#### Directive:
Swap "Average" for "Mean" in every line from the start of the listing down through the line containing "pi-plot-border — [55, 230, 553, 404]", keeping everything else unchanged.

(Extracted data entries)
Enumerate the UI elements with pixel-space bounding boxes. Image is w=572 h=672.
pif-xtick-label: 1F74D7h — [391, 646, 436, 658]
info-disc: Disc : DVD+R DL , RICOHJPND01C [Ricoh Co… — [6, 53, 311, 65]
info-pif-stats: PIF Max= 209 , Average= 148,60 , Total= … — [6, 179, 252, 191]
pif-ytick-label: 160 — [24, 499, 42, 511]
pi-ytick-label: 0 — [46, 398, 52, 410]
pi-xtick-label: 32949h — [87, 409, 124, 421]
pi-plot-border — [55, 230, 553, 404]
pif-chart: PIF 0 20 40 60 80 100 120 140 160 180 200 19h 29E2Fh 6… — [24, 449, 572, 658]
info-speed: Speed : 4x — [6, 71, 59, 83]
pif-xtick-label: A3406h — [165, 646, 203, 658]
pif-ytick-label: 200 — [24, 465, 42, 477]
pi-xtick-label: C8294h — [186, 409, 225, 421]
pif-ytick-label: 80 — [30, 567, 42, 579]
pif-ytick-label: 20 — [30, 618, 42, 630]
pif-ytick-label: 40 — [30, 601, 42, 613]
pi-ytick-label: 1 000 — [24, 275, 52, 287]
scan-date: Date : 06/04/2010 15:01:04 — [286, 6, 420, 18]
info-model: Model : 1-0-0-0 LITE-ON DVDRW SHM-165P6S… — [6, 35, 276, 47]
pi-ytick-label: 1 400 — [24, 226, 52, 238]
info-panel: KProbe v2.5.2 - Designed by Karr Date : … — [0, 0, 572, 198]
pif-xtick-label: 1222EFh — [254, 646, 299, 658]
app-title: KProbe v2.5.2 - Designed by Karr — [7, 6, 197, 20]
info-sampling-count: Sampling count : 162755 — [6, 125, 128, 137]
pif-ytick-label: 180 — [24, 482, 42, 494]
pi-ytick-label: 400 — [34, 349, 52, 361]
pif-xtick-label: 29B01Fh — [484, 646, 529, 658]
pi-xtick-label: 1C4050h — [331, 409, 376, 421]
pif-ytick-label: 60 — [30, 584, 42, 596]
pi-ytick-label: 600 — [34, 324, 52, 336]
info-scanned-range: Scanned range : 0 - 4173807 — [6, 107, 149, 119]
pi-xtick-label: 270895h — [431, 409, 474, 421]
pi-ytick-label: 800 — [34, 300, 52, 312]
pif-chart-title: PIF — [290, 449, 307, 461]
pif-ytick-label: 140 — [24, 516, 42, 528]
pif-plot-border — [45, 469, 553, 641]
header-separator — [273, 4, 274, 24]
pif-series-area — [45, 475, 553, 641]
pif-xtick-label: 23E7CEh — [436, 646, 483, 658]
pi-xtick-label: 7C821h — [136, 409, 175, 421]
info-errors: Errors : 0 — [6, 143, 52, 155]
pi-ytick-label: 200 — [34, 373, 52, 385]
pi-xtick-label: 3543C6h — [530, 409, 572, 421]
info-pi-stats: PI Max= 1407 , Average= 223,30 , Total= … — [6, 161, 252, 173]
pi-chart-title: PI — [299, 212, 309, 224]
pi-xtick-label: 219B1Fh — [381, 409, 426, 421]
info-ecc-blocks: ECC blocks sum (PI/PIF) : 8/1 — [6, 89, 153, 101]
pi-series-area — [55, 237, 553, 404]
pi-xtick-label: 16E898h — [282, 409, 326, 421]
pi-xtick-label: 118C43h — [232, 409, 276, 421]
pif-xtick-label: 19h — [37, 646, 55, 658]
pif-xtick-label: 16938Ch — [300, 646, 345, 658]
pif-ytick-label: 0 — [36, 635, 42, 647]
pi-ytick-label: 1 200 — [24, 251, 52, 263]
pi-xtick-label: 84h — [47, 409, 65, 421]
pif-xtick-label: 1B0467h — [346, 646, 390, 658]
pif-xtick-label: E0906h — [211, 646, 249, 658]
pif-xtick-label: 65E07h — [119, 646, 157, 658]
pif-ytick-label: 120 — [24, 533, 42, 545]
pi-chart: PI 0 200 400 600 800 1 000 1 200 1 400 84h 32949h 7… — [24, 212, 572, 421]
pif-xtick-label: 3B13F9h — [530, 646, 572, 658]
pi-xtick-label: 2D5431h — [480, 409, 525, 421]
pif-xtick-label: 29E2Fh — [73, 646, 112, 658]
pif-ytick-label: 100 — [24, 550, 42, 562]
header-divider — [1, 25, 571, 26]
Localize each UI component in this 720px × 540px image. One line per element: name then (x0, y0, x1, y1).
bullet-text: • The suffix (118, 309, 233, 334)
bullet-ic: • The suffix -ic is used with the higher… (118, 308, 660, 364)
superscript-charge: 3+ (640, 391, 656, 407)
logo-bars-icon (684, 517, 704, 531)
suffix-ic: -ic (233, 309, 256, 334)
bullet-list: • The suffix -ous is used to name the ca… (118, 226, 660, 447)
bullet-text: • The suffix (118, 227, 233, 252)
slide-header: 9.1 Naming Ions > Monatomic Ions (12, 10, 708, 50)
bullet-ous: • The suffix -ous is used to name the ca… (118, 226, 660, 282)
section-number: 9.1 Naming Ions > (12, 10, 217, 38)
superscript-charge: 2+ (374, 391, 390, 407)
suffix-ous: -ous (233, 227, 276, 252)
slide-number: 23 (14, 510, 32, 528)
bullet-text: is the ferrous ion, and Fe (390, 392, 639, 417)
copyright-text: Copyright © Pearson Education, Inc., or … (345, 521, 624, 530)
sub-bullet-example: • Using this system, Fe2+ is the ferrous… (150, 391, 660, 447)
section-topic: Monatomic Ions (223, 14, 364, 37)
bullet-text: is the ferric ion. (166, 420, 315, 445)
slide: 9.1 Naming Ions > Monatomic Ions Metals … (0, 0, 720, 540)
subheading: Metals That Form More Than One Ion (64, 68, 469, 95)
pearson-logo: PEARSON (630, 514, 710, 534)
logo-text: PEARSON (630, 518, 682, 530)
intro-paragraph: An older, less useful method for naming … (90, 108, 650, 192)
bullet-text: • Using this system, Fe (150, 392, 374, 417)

#### Answer:
Enumerate the UI elements with pixel-space bounding boxes. Image is w=572 h=672.
pif-xtick-label: 1F74D7h — [391, 646, 436, 658]
info-disc: Disc : DVD+R DL , RICOHJPND01C [Ricoh Co… — [6, 53, 311, 65]
info-pif-stats: PIF Max= 209 , Mean= 148,60 , Total= … — [6, 179, 252, 191]
pif-ytick-label: 160 — [24, 499, 42, 511]
pi-ytick-label: 0 — [46, 398, 52, 410]
pi-xtick-label: 32949h — [87, 409, 124, 421]
pi-plot-border — [55, 230, 553, 404]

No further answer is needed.